**GOAL OF THE EXERCISE**: All entries are to be given again verbatim.

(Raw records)

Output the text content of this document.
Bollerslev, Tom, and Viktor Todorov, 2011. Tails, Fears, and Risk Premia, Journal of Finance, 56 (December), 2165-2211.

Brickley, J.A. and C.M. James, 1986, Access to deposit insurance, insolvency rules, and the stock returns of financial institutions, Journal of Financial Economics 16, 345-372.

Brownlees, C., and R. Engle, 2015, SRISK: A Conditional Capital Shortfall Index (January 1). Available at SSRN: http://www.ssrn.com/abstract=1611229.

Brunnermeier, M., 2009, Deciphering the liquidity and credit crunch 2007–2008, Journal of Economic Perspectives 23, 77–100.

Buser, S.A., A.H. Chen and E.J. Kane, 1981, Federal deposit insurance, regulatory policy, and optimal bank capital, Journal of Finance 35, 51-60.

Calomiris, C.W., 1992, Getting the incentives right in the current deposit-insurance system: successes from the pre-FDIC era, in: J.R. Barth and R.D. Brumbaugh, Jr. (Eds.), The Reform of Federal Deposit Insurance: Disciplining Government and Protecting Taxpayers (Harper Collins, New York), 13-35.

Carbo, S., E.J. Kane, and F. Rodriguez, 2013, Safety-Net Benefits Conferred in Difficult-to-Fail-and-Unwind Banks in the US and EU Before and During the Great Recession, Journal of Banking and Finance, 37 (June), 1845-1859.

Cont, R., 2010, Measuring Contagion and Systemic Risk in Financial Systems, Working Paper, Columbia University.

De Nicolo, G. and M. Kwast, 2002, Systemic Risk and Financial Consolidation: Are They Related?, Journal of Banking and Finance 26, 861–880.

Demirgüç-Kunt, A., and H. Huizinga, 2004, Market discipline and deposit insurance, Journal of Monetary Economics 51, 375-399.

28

**EXERCISE RESPONSE**:
Output the text content of this document.
Bollerslev, Tom, and Viktor Todorov, 2011. Tails, Fears, and Risk Premia, Journal of Finance, 56 (December), 2165-2211.

Brickley, J.A. and C.M. James, 1986, Access to deposit insurance, insolvency rules, and the stock returns of financial institutions, Journal of Financial Economics 16, 345-372.

Brownlees, C., and R. Engle, 2015, SRISK: A Conditional Capital Shortfall Index (January 1). Available at SSRN: http://www.ssrn.com/abstract=1611229.

Brunnermeier, M., 2009, Deciphering the liquidity and credit crunch 2007–2008, Journal of Economic Perspectives 23, 77–100.

Buser, S.A., A.H. Chen and E.J. Kane, 1981, Federal deposit insurance, regulatory policy, and optimal bank capital, Journal of Finance 35, 51-60.

Calomiris, C.W., 1992, Getting the incentives right in the current deposit-insurance system: successes from the pre-FDIC era, in: J.R. Barth and R.D. Brumbaugh, Jr. (Eds.), The Reform of Federal Deposit Insurance: Disciplining Government and Protecting Taxpayers (Harper Collins, New York), 13-35.

Carbo, S., E.J. Kane, and F. Rodriguez, 2013, Safety-Net Benefits Conferred in Difficult-to-Fail-and-Unwind Banks in the US and EU Before and During the Great Recession, Journal of Banking and Finance, 37 (June), 1845-1859.

Cont, R., 2010, Measuring Contagion and Systemic Risk in Financial Systems, Working Paper, Columbia University.

De Nicolo, G. and M. Kwast, 2002, Systemic Risk and Financial Consolidation: Are They Related?, Journal of Banking and Finance 26, 861–880.

Demirgüç-Kunt, A., and H. Huizinga, 2004, Market discipline and deposit insurance, Journal of Monetary Economics 51, 375-399.

28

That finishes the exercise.